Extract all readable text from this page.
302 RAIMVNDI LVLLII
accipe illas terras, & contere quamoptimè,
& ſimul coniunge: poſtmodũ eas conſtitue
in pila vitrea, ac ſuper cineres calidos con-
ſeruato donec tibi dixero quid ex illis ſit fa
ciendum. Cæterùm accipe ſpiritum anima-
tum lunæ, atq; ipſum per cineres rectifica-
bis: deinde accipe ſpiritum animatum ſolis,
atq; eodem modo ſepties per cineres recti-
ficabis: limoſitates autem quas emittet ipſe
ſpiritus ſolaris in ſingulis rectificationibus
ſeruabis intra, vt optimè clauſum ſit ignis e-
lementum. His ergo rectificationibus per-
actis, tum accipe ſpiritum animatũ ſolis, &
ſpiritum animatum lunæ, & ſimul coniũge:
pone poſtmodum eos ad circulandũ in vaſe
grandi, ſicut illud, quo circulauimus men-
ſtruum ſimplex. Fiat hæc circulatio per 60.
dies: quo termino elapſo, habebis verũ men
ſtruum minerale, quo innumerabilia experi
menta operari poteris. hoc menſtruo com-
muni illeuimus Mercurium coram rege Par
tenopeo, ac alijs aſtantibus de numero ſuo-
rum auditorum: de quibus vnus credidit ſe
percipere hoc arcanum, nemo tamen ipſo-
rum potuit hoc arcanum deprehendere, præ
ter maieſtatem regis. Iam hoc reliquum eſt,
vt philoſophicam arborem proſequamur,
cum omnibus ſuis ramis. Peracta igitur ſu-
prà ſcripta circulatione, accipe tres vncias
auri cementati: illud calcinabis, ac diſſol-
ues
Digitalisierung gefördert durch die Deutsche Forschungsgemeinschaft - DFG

********

What the task requires => Copy out all of the records above with nothing altered.

Answer to this exercise =>
Extract all readable text from this page.
302 RAIMVNDI LVLLII
accipe illas terras, & contere quamoptimè,
& ſimul coniunge: poſtmodũ eas conſtitue
in pila vitrea, ac ſuper cineres calidos con-
ſeruato donec tibi dixero quid ex illis ſit fa
ciendum. Cæterùm accipe ſpiritum anima-
tum lunæ, atq; ipſum per cineres rectifica-
bis: deinde accipe ſpiritum animatum ſolis,
atq; eodem modo ſepties per cineres recti-
ficabis: limoſitates autem quas emittet ipſe
ſpiritus ſolaris in ſingulis rectificationibus
ſeruabis intra, vt optimè clauſum ſit ignis e-
lementum. His ergo rectificationibus per-
actis, tum accipe ſpiritum animatũ ſolis, &
ſpiritum animatum lunæ, & ſimul coniũge:
pone poſtmodum eos ad circulandũ in vaſe
grandi, ſicut illud, quo circulauimus men-
ſtruum ſimplex. Fiat hæc circulatio per 60.
dies: quo termino elapſo, habebis verũ men
ſtruum minerale, quo innumerabilia experi
menta operari poteris. hoc menſtruo com-
muni illeuimus Mercurium coram rege Par
tenopeo, ac alijs aſtantibus de numero ſuo-
rum auditorum: de quibus vnus credidit ſe
percipere hoc arcanum, nemo tamen ipſo-
rum potuit hoc arcanum deprehendere, præ
ter maieſtatem regis. Iam hoc reliquum eſt,
vt philoſophicam arborem proſequamur,
cum omnibus ſuis ramis. Peracta igitur ſu-
prà ſcripta circulatione, accipe tres vncias
auri cementati: illud calcinabis, ac diſſol-
ues
Digitalisierung gefördert durch die Deutsche Forschungsgemeinschaft - DFG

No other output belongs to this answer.